PROVIDED RECORDS:

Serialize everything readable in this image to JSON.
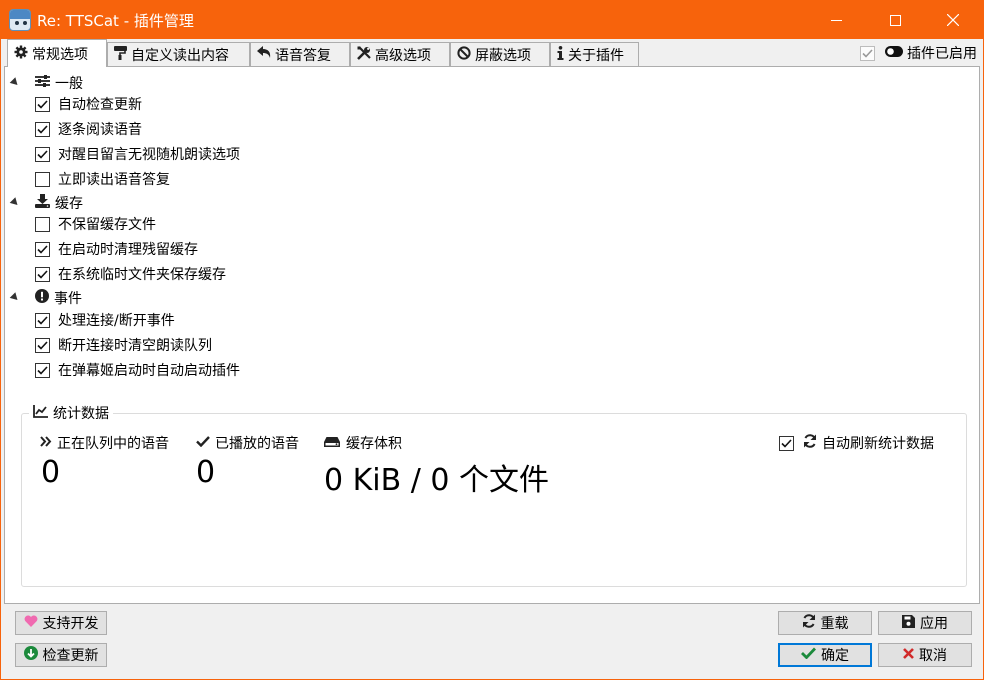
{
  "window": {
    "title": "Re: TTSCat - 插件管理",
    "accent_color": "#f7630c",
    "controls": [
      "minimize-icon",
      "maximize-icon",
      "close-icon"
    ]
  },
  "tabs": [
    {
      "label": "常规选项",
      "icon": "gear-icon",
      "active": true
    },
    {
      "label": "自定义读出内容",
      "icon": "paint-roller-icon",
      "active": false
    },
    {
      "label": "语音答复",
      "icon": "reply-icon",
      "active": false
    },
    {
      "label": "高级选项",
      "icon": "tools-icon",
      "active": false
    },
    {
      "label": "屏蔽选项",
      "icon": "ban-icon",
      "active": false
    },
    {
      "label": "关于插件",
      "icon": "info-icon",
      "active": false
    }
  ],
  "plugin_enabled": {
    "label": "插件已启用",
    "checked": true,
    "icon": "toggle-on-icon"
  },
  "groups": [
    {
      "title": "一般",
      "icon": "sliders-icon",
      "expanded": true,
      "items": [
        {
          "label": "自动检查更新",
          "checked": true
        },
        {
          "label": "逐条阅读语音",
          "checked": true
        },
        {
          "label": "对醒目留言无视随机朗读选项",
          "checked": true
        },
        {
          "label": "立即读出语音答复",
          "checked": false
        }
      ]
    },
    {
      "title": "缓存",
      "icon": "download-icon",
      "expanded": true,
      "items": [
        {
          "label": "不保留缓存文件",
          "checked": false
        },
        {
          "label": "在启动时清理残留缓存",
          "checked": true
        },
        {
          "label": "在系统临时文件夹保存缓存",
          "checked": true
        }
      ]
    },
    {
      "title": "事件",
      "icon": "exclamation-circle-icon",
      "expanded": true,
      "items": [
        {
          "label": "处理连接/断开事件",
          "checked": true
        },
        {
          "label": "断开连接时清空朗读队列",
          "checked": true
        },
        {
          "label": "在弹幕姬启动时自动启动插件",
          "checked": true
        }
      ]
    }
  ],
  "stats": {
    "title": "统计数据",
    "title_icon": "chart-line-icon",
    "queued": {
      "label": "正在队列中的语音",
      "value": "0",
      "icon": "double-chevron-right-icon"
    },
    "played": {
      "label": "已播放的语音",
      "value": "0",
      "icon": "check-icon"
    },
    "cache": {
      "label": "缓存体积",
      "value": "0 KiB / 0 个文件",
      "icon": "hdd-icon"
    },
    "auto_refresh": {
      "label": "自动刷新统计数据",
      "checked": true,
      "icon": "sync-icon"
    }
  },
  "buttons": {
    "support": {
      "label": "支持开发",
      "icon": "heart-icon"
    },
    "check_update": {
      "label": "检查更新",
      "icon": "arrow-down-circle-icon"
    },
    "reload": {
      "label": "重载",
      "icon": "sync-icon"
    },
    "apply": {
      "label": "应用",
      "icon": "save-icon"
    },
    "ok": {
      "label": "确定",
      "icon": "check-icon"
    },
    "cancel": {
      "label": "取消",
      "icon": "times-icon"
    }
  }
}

THE REQUEST: Copy out each line of the material that holds the word "circle".

SOLUTION FOR THIS PROBLEM:
      "icon": "exclamation-circle-icon",
      "icon": "arrow-down-circle-icon"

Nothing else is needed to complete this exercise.